* Exercise: Produce an exact copy of all the data below, dropping every image.

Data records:
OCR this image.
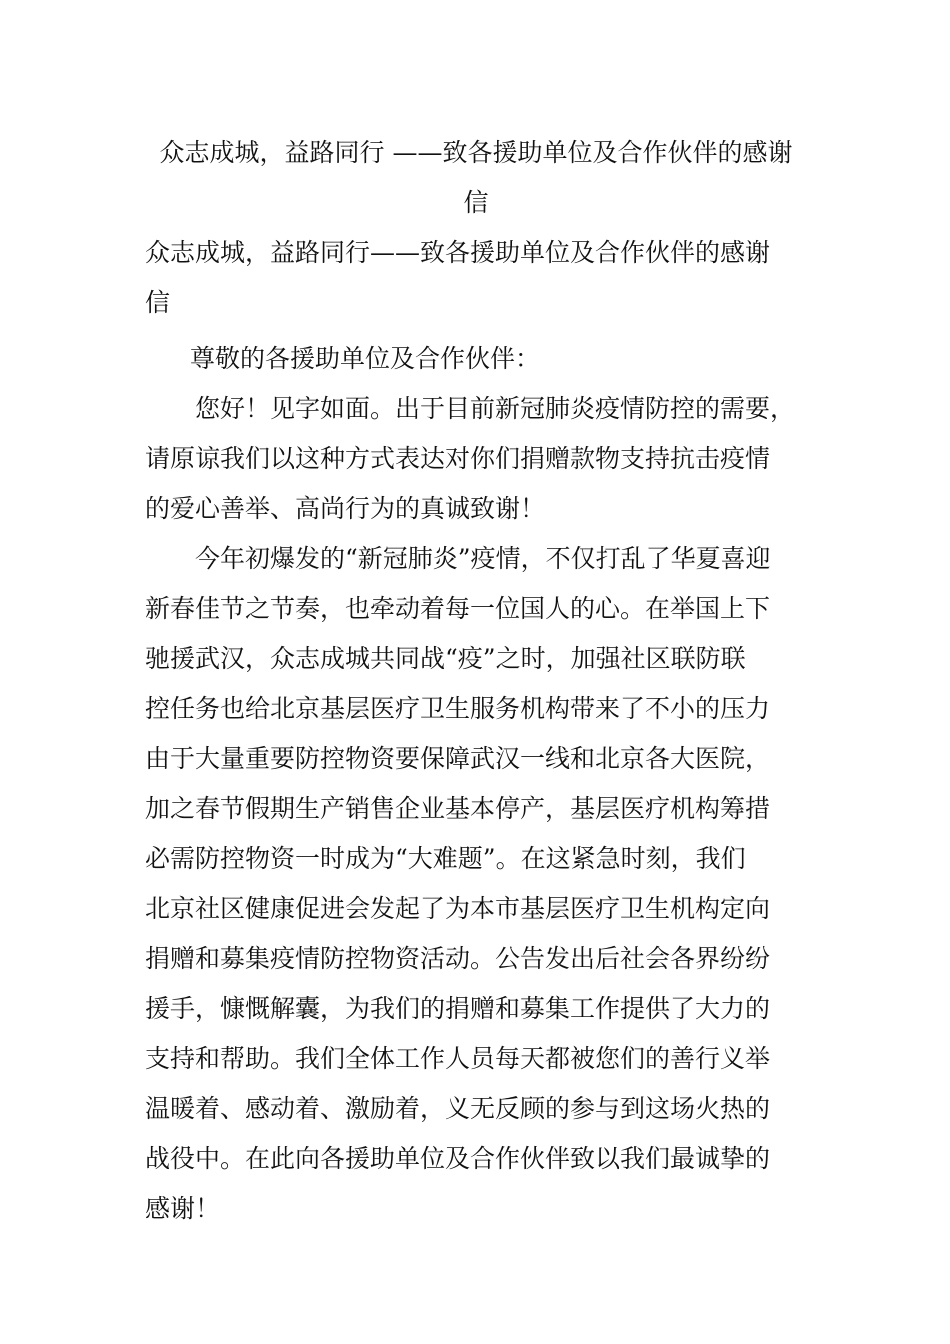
众志成城，益路同行 ——致各援助单位及合作伙伴的感谢
信
众志成城，益路同行——致各援助单位及合作伙伴的感谢
信

尊敬的各援助单位及合作伙伴：

您好！见字如面。出于目前新冠肺炎疫情防控的需要，
请原谅我们以这种方式表达对你们捐赠款物支持抗击疫情
的爱心善举、高尚行为的真诚致谢！
今年初爆发的“新冠肺炎”疫情，不仅打乱了华夏喜迎
新春佳节之节奏，也牵动着每一位国人的心。在举国上下
驰援武汉，众志成城共同战“疫”之时，加强社区联防联
控任务也给北京基层医疗卫生服务机构带来了不小的压力
由于大量重要防控物资要保障武汉一线和北京各大医院，
加之春节假期生产销售企业基本停产，基层医疗机构筹措
必需防控物资一时成为“大难题”。在这紧急时刻，我们
北京社区健康促进会发起了为本市基层医疗卫生机构定向
捐赠和募集疫情防控物资活动。公告发出后社会各界纷纷
援手，慷慨解囊，为我们的捐赠和募集工作提供了大力的
支持和帮助。我们全体工作人员每天都被您们的善行义举
温暖着、感动着、激励着，义无反顾的参与到这场火热的
战役中。在此向各援助单位及合作伙伴致以我们最诚挚的
感谢！
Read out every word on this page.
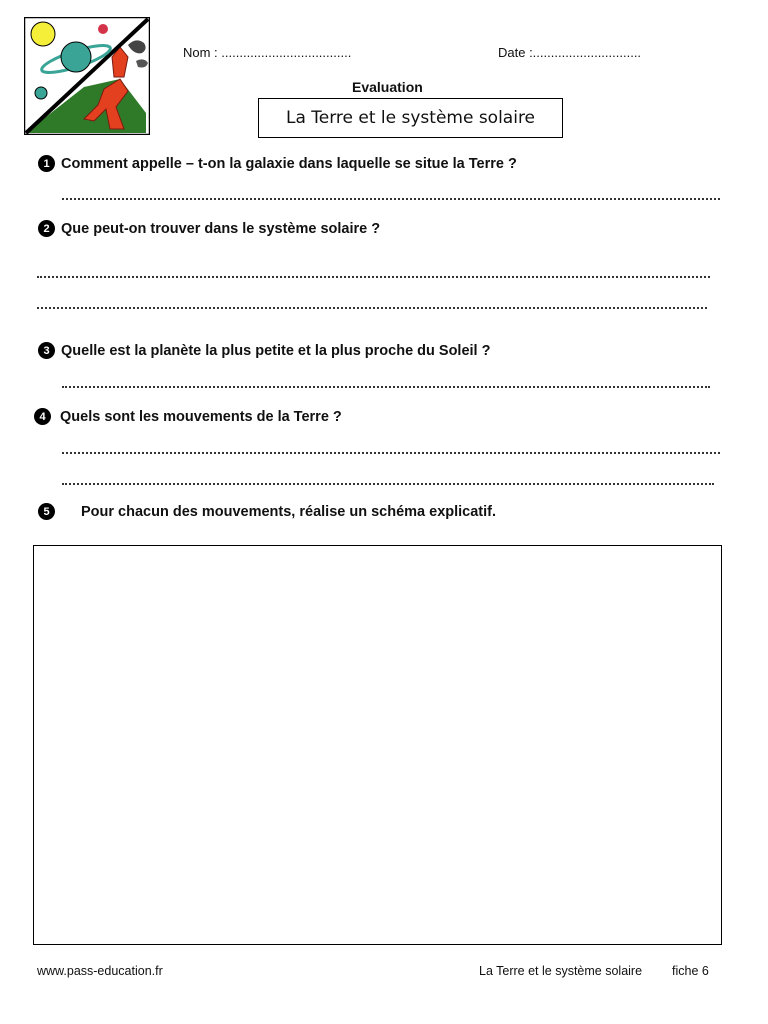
Nom : ....................................	Date :..............................
Evaluation
La Terre et le système solaire
1 Comment appelle – t-on la galaxie dans laquelle se situe la Terre ?
2 Que peut-on trouver dans le système solaire ?
3 Quelle est la planète la plus petite et la plus proche du Soleil ?
4 Quels sont les mouvements de la Terre ?
5	Pour chacun des mouvements, réalise un schéma explicatif.
www.pass-education.fr	La Terre et le système solaire fiche 6
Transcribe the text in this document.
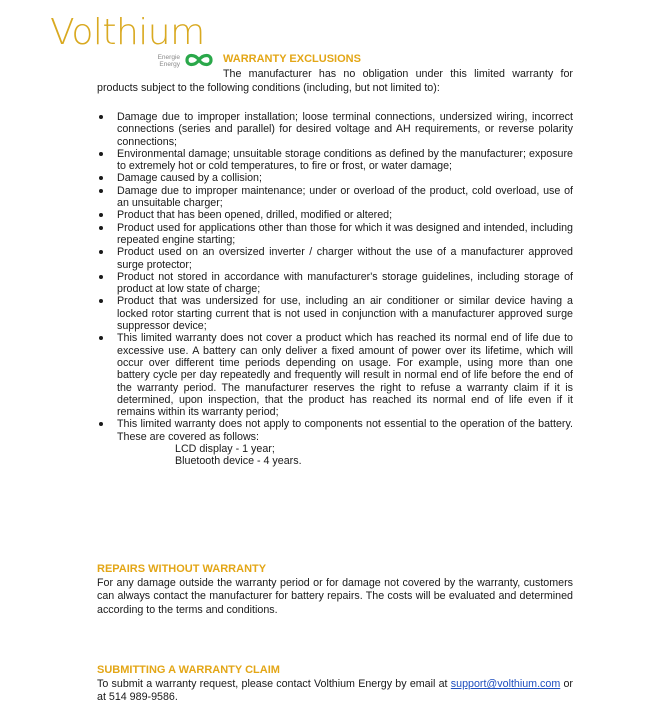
Volthium
Energie
Energy	WARRANTY EXCLUSIONS
The manufacturer has no obligation under this limited warranty for products subject to the following conditions (including, but not limited to):
Damage due to improper installation; loose terminal connections, undersized wiring, incorrect connections (series and parallel) for desired voltage and AH requirements, or reverse polarity connections;
Environmental damage; unsuitable storage conditions as defined by the manufacturer; exposure to extremely hot or cold temperatures, to fire or frost, or water damage;
Damage caused by a collision;
Damage due to improper maintenance; under or overload of the product, cold overload, use of an unsuitable charger;
Product that has been opened, drilled, modified or altered;
Product used for applications other than those for which it was designed and intended, including repeated engine starting;
Product used on an oversized inverter / charger without the use of a manufacturer approved surge protector;
Product not stored in accordance with manufacturer's storage guidelines, including storage of product at low state of charge;
Product that was undersized for use, including an air conditioner or similar device having a locked rotor starting current that is not used in conjunction with a manufacturer approved surge suppressor device;
This limited warranty does not cover a product which has reached its normal end of life due to excessive use. A battery can only deliver a fixed amount of power over its lifetime, which will occur over different time periods depending on usage. For example, using more than one battery cycle per day repeatedly and frequently will result in normal end of life before the end of the warranty period. The manufacturer reserves the right to refuse a warranty claim if it is determined, upon inspection, that the product has reached its normal end of life even if it remains within its warranty period;
This limited warranty does not apply to components not essential to the operation of the battery. These are covered as follows:
LCD display - 1 year;
Bluetooth device - 4 years.
REPAIRS WITHOUT WARRANTY
For any damage outside the warranty period or for damage not covered by the warranty, customers can always contact the manufacturer for battery repairs. The costs will be evaluated and determined according to the terms and conditions.
SUBMITTING A WARRANTY CLAIM
To submit a warranty request, please contact Volthium Energy by email at support@volthium.com or at 514 989-9586.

* Solved problem:
OCR this image.
众志成城，益路同行 ——致各援助单位及合作伙伴的感谢
信
众志成城，益路同行——致各援助单位及合作伙伴的感谢
信

尊敬的各援助单位及合作伙伴：

您好！见字如面。出于目前新冠肺炎疫情防控的需要，
请原谅我们以这种方式表达对你们捐赠款物支持抗击疫情
的爱心善举、高尚行为的真诚致谢！
今年初爆发的“新冠肺炎”疫情，不仅打乱了华夏喜迎
新春佳节之节奏，也牵动着每一位国人的心。在举国上下
驰援武汉，众志成城共同战“疫”之时，加强社区联防联
控任务也给北京基层医疗卫生服务机构带来了不小的压力
由于大量重要防控物资要保障武汉一线和北京各大医院，
加之春节假期生产销售企业基本停产，基层医疗机构筹措
必需防控物资一时成为“大难题”。在这紧急时刻，我们
北京社区健康促进会发起了为本市基层医疗卫生机构定向
捐赠和募集疫情防控物资活动。公告发出后社会各界纷纷
援手，慷慨解囊，为我们的捐赠和募集工作提供了大力的
支持和帮助。我们全体工作人员每天都被您们的善行义举
温暖着、感动着、激励着，义无反顾的参与到这场火热的
战役中。在此向各援助单位及合作伙伴致以我们最诚挚的
感谢！
Read out every word on this page.
Nom : ....................................	Date :..............................
Evaluation
La Terre et le système solaire
1 Comment appelle – t-on la galaxie dans laquelle se situe la Terre ?
2 Que peut-on trouver dans le système solaire ?
3 Quelle est la planète la plus petite et la plus proche du Soleil ?
4 Quels sont les mouvements de la Terre ?
5	Pour chacun des mouvements, réalise un schéma explicatif.
www.pass-education.fr	La Terre et le système solaire fiche 6
Transcribe the text in this document.
Volthium
Energie
Energy	WARRANTY EXCLUSIONS
The manufacturer has no obligation under this limited warranty for products subject to the following conditions (including, but not limited to):
Damage due to improper installation; loose terminal connections, undersized wiring, incorrect connections (series and parallel) for desired voltage and AH requirements, or reverse polarity connections;
Environmental damage; unsuitable storage conditions as defined by the manufacturer; exposure to extremely hot or cold temperatures, to fire or frost, or water damage;
Damage caused by a collision;
Damage due to improper maintenance; under or overload of the product, cold overload, use of an unsuitable charger;
Product that has been opened, drilled, modified or altered;
Product used for applications other than those for which it was designed and intended, including repeated engine starting;
Product used on an oversized inverter / charger without the use of a manufacturer approved surge protector;
Product not stored in accordance with manufacturer's storage guidelines, including storage of product at low state of charge;
Product that was undersized for use, including an air conditioner or similar device having a locked rotor starting current that is not used in conjunction with a manufacturer approved surge suppressor device;
This limited warranty does not cover a product which has reached its normal end of life due to excessive use. A battery can only deliver a fixed amount of power over its lifetime, which will occur over different time periods depending on usage. For example, using more than one battery cycle per day repeatedly and frequently will result in normal end of life before the end of the warranty period. The manufacturer reserves the right to refuse a warranty claim if it is determined, upon inspection, that the product has reached its normal end of life even if it remains within its warranty period;
This limited warranty does not apply to components not essential to the operation of the battery. These are covered as follows:
LCD display - 1 year;
Bluetooth device - 4 years.
REPAIRS WITHOUT WARRANTY
For any damage outside the warranty period or for damage not covered by the warranty, customers can always contact the manufacturer for battery repairs. The costs will be evaluated and determined according to the terms and conditions.
SUBMITTING A WARRANTY CLAIM
To submit a warranty request, please contact Volthium Energy by email at support@volthium.com or at 514 989-9586.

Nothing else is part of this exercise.